— START THE DATA —

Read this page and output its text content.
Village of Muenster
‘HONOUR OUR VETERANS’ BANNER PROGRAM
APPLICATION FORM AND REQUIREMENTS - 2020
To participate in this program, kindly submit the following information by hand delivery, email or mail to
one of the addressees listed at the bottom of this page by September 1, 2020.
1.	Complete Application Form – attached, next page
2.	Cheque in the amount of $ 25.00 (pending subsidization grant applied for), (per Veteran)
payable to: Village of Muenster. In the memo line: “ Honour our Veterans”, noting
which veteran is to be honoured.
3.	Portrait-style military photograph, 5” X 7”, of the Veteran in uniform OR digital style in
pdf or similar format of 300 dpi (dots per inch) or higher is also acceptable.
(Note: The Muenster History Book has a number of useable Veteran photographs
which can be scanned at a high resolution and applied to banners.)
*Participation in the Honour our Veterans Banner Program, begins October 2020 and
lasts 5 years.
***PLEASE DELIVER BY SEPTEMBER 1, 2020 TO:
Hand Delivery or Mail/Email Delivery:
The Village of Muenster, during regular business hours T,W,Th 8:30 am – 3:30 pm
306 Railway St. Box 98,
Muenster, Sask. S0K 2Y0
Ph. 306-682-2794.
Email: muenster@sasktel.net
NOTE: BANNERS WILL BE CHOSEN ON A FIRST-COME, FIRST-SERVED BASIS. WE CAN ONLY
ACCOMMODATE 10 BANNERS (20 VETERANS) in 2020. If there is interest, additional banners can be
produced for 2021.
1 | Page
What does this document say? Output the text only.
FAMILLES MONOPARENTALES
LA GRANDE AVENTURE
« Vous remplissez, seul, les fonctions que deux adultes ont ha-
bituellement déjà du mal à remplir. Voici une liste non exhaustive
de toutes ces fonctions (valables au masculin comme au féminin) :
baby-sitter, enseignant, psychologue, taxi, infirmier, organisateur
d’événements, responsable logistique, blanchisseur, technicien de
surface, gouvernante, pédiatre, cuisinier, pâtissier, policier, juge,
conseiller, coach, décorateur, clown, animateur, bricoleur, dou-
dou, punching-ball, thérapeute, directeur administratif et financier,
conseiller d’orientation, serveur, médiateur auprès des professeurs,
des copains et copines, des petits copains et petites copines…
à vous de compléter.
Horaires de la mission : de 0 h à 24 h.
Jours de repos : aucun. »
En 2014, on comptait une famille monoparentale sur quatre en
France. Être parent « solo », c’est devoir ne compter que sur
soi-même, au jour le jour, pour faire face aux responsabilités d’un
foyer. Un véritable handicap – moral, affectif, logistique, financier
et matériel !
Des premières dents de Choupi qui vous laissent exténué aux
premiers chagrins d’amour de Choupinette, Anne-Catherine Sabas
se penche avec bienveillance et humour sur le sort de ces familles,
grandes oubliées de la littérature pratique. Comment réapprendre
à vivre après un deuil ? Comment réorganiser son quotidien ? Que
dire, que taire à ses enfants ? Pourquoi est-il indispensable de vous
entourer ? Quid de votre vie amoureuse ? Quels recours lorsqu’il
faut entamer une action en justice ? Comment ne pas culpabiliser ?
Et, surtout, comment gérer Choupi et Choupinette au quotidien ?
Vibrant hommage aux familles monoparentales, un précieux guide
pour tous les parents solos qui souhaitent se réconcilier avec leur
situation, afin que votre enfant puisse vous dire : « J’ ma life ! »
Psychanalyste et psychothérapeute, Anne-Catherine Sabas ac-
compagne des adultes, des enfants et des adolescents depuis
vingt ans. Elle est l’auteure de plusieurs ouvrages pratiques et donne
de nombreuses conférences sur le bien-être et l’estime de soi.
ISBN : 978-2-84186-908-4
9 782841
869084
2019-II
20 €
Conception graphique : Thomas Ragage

— END THE DATA —

### INSTRUCTION
Output each record precisely as given.

### WRITTEN REPLY
Read this page and output its text content.
Village of Muenster
‘HONOUR OUR VETERANS’ BANNER PROGRAM
APPLICATION FORM AND REQUIREMENTS - 2020
To participate in this program, kindly submit the following information by hand delivery, email or mail to
one of the addressees listed at the bottom of this page by September 1, 2020.
1.	Complete Application Form – attached, next page
2.	Cheque in the amount of $ 25.00 (pending subsidization grant applied for), (per Veteran)
payable to: Village of Muenster. In the memo line: “ Honour our Veterans”, noting
which veteran is to be honoured.
3.	Portrait-style military photograph, 5” X 7”, of the Veteran in uniform OR digital style in
pdf or similar format of 300 dpi (dots per inch) or higher is also acceptable.
(Note: The Muenster History Book has a number of useable Veteran photographs
which can be scanned at a high resolution and applied to banners.)
*Participation in the Honour our Veterans Banner Program, begins October 2020 and
lasts 5 years.
***PLEASE DELIVER BY SEPTEMBER 1, 2020 TO:
Hand Delivery or Mail/Email Delivery:
The Village of Muenster, during regular business hours T,W,Th 8:30 am – 3:30 pm
306 Railway St. Box 98,
Muenster, Sask. S0K 2Y0
Ph. 306-682-2794.
Email: muenster@sasktel.net
NOTE: BANNERS WILL BE CHOSEN ON A FIRST-COME, FIRST-SERVED BASIS. WE CAN ONLY
ACCOMMODATE 10 BANNERS (20 VETERANS) in 2020. If there is interest, additional banners can be
produced for 2021.
1 | Page
What does this document say? Output the text only.
FAMILLES MONOPARENTALES
LA GRANDE AVENTURE
« Vous remplissez, seul, les fonctions que deux adultes ont ha-
bituellement déjà du mal à remplir. Voici une liste non exhaustive
de toutes ces fonctions (valables au masculin comme au féminin) :
baby-sitter, enseignant, psychologue, taxi, infirmier, organisateur
d’événements, responsable logistique, blanchisseur, technicien de
surface, gouvernante, pédiatre, cuisinier, pâtissier, policier, juge,
conseiller, coach, décorateur, clown, animateur, bricoleur, dou-
dou, punching-ball, thérapeute, directeur administratif et financier,
conseiller d’orientation, serveur, médiateur auprès des professeurs,
des copains et copines, des petits copains et petites copines…
à vous de compléter.
Horaires de la mission : de 0 h à 24 h.
Jours de repos : aucun. »
En 2014, on comptait une famille monoparentale sur quatre en
France. Être parent « solo », c’est devoir ne compter que sur
soi-même, au jour le jour, pour faire face aux responsabilités d’un
foyer. Un véritable handicap – moral, affectif, logistique, financier
et matériel !
Des premières dents de Choupi qui vous laissent exténué aux
premiers chagrins d’amour de Choupinette, Anne-Catherine Sabas
se penche avec bienveillance et humour sur le sort de ces familles,
grandes oubliées de la littérature pratique. Comment réapprendre
à vivre après un deuil ? Comment réorganiser son quotidien ? Que
dire, que taire à ses enfants ? Pourquoi est-il indispensable de vous
entourer ? Quid de votre vie amoureuse ? Quels recours lorsqu’il
faut entamer une action en justice ? Comment ne pas culpabiliser ?
Et, surtout, comment gérer Choupi et Choupinette au quotidien ?
Vibrant hommage aux familles monoparentales, un précieux guide
pour tous les parents solos qui souhaitent se réconcilier avec leur
situation, afin que votre enfant puisse vous dire : « J’ ma life ! »
Psychanalyste et psychothérapeute, Anne-Catherine Sabas ac-
compagne des adultes, des enfants et des adolescents depuis
vingt ans. Elle est l’auteure de plusieurs ouvrages pratiques et donne
de nombreuses conférences sur le bien-être et l’estime de soi.
ISBN : 978-2-84186-908-4
9 782841
869084
2019-II
20 €
Conception graphique : Thomas Ragage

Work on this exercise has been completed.